◆ **WHAT YOU ARE ASKED TO DO**
Restate all the material verbatim, except for the pictures.

------------------------

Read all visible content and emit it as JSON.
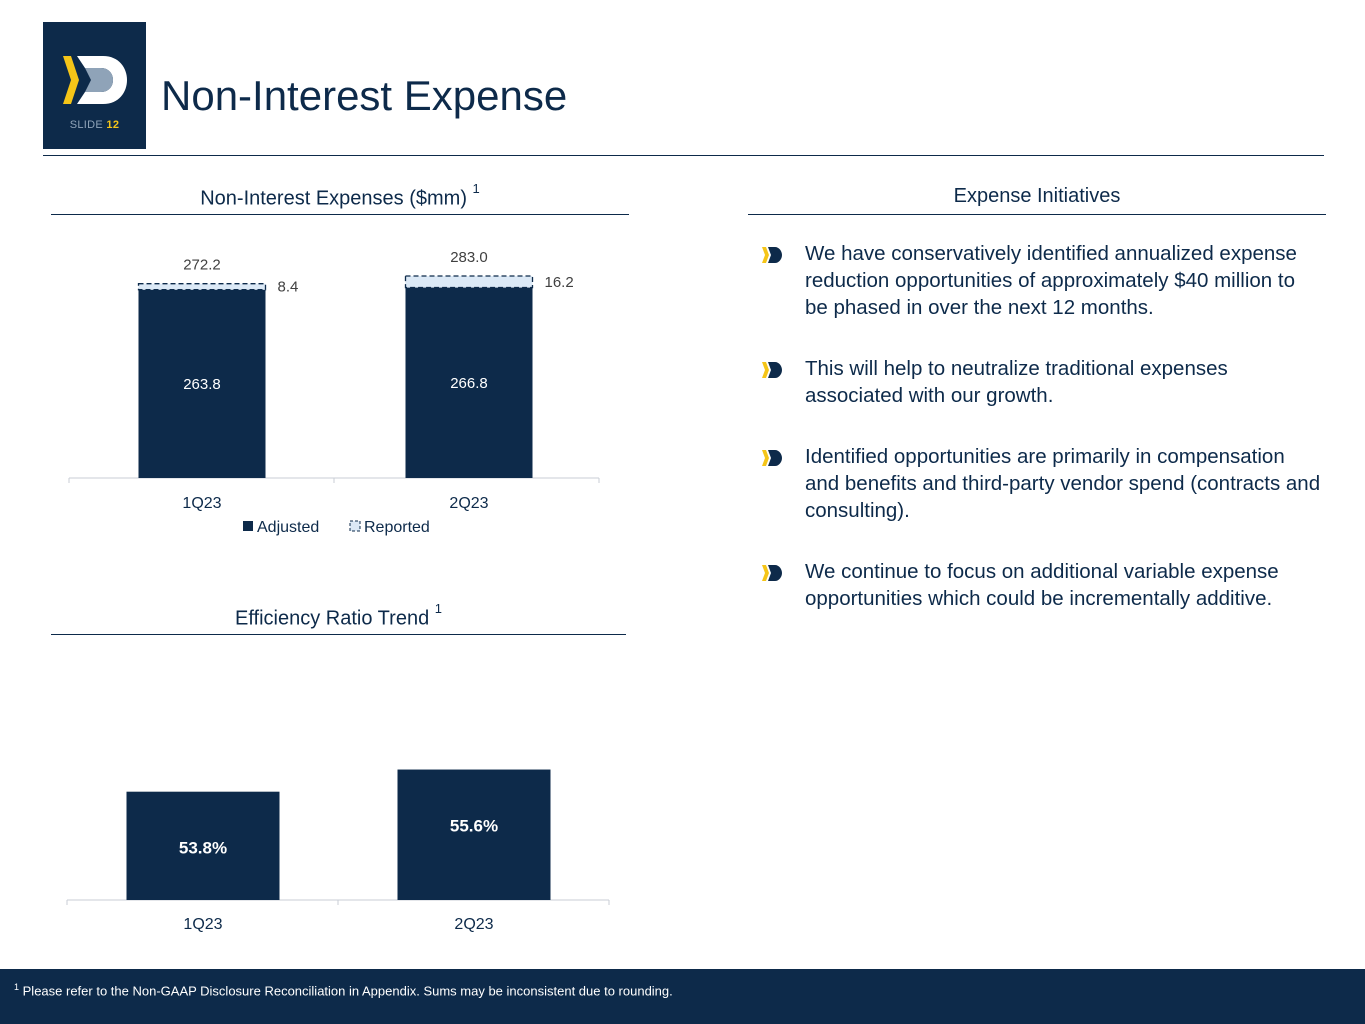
{
  "logo": {
    "slide_label": "SLIDE",
    "slide_number": "12"
  },
  "title": "Non-Interest Expense",
  "colors": {
    "navy": "#0d2a4a",
    "light_blue": "#dce9f6",
    "gold": "#f5c518",
    "grey": "#c8ced6"
  },
  "chart_data": [
    {
      "type": "bar",
      "title": "Non-Interest Expenses ($mm)",
      "title_sup": "1",
      "categories": [
        "1Q23",
        "2Q23"
      ],
      "series": [
        {
          "name": "Adjusted",
          "values": [
            263.8,
            266.8
          ]
        },
        {
          "name": "Reported",
          "values": [
            8.4,
            16.2
          ]
        }
      ],
      "totals": [
        272.2,
        283.0
      ],
      "labels": {
        "adjusted": [
          "263.8",
          "266.8"
        ],
        "reported": [
          "8.4",
          "16.2"
        ],
        "totals": [
          "272.2",
          "283.0"
        ]
      },
      "stacked": true,
      "ylim": [
        0,
        283
      ],
      "legend": [
        "Adjusted",
        "Reported"
      ],
      "legend_position": "bottom"
    },
    {
      "type": "bar",
      "title": "Efficiency Ratio Trend",
      "title_sup": "1",
      "categories": [
        "1Q23",
        "2Q23"
      ],
      "values": [
        53.8,
        55.6
      ],
      "labels": [
        "53.8%",
        "55.6%"
      ],
      "ylim": [
        45,
        58
      ]
    }
  ],
  "initiatives": {
    "title": "Expense Initiatives",
    "bullets": [
      "We have conservatively identified annualized expense reduction opportunities of approximately $40 million to be phased in over the next 12 months.",
      "This will help to neutralize traditional expenses associated with our growth.",
      "Identified opportunities are primarily in compensation and benefits and third-party vendor spend (contracts and consulting).",
      "We continue to focus on additional variable expense opportunities which could be incrementally additive."
    ]
  },
  "footer": {
    "sup": "1",
    "text": "Please refer to the Non-GAAP Disclosure Reconciliation in Appendix. Sums may be inconsistent due to rounding."
  }
}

------------------------

◆ **RESPONSE TO THIS EXERCISE**
Read all visible content and emit it as JSON.
{
  "logo": {
    "slide_label": "SLIDE",
    "slide_number": "12"
  },
  "title": "Non-Interest Expense",
  "colors": {
    "navy": "#0d2a4a",
    "light_blue": "#dce9f6",
    "gold": "#f5c518",
    "grey": "#c8ced6"
  },
  "chart_data": [
    {
      "type": "bar",
      "title": "Non-Interest Expenses ($mm)",
      "title_sup": "1",
      "categories": [
        "1Q23",
        "2Q23"
      ],
      "series": [
        {
          "name": "Adjusted",
          "values": [
            263.8,
            266.8
          ]
        },
        {
          "name": "Reported",
          "values": [
            8.4,
            16.2
          ]
        }
      ],
      "totals": [
        272.2,
        283.0
      ],
      "labels": {
        "adjusted": [
          "263.8",
          "266.8"
        ],
        "reported": [
          "8.4",
          "16.2"
        ],
        "totals": [
          "272.2",
          "283.0"
        ]
      },
      "stacked": true,
      "ylim": [
        0,
        283
      ],
      "legend": [
        "Adjusted",
        "Reported"
      ],
      "legend_position": "bottom"
    },
    {
      "type": "bar",
      "title": "Efficiency Ratio Trend",
      "title_sup": "1",
      "categories": [
        "1Q23",
        "2Q23"
      ],
      "values": [
        53.8,
        55.6
      ],
      "labels": [
        "53.8%",
        "55.6%"
      ],
      "ylim": [
        45,
        58
      ]
    }
  ],
  "initiatives": {
    "title": "Expense Initiatives",
    "bullets": [
      "We have conservatively identified annualized expense reduction opportunities of approximately $40 million to be phased in over the next 12 months.",
      "This will help to neutralize traditional expenses associated with our growth.",
      "Identified opportunities are primarily in compensation and benefits and third-party vendor spend (contracts and consulting).",
      "We continue to focus on additional variable expense opportunities which could be incrementally additive."
    ]
  },
  "footer": {
    "sup": "1",
    "text": "Please refer to the Non-GAAP Disclosure Reconciliation in Appendix. Sums may be inconsistent due to rounding."
  }
}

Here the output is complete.